DO THIS >>
Which lines in the records below contain the word "嘴馋怎么办"? Copy each of them.

--- BEGIN RECORDS SHOWN ---

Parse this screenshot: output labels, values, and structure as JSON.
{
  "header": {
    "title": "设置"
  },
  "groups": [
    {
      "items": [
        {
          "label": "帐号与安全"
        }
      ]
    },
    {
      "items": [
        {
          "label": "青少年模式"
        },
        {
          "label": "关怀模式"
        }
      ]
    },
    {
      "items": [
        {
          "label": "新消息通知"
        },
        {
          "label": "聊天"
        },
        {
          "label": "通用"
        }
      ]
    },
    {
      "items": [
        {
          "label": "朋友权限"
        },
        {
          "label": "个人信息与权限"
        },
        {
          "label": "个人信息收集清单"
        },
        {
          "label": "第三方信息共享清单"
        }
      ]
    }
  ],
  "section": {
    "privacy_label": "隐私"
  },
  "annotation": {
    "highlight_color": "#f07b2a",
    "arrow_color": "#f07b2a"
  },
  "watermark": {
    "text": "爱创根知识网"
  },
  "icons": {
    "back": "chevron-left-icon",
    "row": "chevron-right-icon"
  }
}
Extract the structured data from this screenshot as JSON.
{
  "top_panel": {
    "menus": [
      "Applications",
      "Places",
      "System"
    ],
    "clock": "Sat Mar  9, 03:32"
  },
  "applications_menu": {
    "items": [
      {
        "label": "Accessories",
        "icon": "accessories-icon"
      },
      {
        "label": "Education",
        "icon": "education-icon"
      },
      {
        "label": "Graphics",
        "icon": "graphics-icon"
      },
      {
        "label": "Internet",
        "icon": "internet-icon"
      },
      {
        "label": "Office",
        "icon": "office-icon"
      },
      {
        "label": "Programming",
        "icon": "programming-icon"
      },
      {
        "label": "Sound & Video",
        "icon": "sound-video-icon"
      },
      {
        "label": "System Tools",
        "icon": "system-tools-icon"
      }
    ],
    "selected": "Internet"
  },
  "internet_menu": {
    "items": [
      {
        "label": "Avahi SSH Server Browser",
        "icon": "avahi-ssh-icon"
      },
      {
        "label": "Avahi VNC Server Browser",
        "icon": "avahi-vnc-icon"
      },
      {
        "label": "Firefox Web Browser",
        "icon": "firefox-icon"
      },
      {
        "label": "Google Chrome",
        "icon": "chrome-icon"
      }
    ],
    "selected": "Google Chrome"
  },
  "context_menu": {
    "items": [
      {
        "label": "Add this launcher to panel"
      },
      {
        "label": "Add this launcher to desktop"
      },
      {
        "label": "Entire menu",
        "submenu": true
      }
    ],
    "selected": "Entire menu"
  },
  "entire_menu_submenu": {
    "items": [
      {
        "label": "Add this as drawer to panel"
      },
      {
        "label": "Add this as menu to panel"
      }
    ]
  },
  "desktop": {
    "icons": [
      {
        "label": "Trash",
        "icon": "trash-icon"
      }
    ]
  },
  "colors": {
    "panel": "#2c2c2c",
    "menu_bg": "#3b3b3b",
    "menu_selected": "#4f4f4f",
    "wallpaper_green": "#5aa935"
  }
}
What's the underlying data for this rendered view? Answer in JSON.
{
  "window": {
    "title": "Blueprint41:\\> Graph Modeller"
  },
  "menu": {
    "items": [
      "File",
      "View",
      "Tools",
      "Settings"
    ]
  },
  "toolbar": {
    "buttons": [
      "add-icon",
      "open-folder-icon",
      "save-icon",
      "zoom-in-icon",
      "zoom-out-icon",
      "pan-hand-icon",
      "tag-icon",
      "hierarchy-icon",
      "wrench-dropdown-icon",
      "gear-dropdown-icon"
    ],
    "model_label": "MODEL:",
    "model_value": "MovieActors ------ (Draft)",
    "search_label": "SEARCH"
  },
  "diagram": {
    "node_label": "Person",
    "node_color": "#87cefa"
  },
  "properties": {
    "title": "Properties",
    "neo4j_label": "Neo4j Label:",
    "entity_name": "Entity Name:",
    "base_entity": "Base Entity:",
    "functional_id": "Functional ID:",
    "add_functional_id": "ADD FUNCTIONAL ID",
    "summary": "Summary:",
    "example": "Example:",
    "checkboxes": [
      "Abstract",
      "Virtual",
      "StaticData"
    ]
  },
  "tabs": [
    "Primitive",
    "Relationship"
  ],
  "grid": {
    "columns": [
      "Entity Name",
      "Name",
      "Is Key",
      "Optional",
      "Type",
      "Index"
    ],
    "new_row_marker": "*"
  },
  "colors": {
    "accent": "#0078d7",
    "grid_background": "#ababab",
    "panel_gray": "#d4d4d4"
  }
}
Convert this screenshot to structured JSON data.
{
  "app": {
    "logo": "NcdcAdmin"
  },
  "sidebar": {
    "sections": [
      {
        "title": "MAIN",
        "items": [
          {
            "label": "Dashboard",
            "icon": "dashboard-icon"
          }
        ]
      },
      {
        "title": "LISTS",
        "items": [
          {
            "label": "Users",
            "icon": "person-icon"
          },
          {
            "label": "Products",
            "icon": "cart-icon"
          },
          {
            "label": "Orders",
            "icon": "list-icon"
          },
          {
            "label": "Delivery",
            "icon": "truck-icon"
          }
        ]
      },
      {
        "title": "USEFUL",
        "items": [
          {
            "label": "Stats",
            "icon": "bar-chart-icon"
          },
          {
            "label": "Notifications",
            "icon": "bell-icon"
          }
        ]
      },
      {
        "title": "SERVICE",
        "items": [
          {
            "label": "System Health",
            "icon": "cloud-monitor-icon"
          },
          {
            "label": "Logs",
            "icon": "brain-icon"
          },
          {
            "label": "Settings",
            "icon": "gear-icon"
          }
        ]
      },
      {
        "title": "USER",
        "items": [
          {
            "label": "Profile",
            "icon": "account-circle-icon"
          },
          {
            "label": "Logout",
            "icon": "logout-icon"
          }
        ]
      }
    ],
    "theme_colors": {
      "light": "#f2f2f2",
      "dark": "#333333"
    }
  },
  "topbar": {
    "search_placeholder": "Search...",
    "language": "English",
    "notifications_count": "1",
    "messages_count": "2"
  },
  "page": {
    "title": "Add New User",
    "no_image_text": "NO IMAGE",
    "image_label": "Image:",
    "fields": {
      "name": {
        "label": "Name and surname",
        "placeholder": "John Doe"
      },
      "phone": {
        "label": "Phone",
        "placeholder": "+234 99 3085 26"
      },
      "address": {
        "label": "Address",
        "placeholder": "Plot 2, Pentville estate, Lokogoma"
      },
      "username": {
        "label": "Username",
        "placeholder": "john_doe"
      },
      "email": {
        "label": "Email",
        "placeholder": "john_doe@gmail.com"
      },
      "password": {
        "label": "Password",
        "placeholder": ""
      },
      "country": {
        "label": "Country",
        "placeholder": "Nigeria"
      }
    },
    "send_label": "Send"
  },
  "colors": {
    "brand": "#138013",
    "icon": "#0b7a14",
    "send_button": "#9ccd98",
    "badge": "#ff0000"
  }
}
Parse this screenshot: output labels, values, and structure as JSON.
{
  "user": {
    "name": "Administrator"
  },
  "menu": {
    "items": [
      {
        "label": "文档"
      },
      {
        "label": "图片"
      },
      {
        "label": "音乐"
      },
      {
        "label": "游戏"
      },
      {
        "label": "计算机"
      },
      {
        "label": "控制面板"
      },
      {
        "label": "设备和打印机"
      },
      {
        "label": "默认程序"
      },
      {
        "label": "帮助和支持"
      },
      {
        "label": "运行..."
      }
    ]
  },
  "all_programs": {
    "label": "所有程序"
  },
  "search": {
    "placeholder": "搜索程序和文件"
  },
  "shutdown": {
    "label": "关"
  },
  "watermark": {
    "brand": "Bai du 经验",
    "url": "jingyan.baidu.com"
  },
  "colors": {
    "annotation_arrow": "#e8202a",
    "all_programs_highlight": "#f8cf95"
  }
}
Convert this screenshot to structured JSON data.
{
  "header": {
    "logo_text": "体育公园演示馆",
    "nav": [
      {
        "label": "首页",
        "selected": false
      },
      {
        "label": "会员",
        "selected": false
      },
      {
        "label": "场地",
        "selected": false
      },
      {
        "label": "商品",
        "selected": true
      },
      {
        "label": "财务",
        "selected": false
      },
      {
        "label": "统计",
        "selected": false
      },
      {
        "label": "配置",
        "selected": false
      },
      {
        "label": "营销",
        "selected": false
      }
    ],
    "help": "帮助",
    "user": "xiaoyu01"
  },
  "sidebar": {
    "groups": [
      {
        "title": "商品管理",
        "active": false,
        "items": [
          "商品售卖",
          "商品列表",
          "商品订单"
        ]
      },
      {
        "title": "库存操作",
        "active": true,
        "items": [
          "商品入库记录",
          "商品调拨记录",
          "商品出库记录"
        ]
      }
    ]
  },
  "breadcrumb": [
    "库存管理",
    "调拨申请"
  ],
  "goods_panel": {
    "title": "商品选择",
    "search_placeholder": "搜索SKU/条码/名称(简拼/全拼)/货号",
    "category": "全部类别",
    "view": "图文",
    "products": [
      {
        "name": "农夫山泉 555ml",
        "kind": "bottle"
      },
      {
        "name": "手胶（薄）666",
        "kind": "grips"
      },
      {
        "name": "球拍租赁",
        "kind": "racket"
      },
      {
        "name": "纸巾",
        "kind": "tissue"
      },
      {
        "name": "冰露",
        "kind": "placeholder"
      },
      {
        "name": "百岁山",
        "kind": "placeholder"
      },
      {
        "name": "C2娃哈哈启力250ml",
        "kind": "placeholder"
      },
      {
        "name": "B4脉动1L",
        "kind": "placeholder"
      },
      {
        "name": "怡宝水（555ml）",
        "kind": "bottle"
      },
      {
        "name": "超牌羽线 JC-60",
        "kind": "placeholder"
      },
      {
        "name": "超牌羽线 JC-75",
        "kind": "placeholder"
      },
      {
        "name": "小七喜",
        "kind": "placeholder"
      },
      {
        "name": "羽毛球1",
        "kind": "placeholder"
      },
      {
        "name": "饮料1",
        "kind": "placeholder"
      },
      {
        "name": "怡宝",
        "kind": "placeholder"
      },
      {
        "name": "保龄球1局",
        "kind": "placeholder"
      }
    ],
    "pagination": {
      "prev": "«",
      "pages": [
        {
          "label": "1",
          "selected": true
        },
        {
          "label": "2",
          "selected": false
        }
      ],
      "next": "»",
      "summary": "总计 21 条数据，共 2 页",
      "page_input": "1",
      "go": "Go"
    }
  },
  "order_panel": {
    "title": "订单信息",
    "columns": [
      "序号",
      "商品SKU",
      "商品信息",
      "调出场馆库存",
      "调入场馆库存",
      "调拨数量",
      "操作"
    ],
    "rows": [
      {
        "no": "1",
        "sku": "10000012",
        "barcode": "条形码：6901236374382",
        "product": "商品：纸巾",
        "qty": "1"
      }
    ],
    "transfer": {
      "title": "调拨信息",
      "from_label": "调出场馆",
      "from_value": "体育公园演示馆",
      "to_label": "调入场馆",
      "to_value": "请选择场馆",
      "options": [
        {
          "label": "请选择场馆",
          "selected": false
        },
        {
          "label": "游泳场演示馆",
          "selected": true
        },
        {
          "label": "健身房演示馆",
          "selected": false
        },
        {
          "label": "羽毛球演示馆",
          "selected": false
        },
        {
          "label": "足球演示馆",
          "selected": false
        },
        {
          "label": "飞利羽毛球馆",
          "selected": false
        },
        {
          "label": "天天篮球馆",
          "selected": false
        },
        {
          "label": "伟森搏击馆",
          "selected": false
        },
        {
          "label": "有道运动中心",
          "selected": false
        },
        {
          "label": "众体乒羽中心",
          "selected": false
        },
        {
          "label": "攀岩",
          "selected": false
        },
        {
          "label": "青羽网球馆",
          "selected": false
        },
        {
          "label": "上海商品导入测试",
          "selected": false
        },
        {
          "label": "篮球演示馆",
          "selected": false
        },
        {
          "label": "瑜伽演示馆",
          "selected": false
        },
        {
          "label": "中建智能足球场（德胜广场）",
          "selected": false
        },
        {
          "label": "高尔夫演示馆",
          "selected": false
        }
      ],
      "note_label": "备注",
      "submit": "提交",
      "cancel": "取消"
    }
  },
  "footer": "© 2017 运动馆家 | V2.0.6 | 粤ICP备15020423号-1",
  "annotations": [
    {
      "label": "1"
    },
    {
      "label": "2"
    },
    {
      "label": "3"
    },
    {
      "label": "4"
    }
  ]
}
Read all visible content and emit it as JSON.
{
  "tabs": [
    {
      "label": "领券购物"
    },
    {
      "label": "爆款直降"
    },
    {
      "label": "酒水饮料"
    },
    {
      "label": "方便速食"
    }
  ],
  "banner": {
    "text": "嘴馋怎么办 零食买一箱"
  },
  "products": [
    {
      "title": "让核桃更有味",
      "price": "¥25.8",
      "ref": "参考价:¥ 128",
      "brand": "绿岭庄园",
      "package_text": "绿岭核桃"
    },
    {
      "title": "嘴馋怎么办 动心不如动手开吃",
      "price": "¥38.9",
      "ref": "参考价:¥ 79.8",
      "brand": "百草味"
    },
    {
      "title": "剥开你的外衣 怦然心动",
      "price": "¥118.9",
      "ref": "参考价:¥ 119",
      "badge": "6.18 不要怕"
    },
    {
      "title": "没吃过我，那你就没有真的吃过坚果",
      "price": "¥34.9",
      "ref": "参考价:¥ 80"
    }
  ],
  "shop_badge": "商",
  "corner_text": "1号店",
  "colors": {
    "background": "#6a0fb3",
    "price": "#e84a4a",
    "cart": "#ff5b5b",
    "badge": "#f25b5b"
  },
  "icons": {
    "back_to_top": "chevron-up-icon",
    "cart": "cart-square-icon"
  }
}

--- END RECORDS SHOWN ---

RESPONSE FOR THIS EXERCISE >>
    "text": "嘴馋怎么办 零食买一箱"
      "title": "嘴馋怎么办 动心不如动手开吃",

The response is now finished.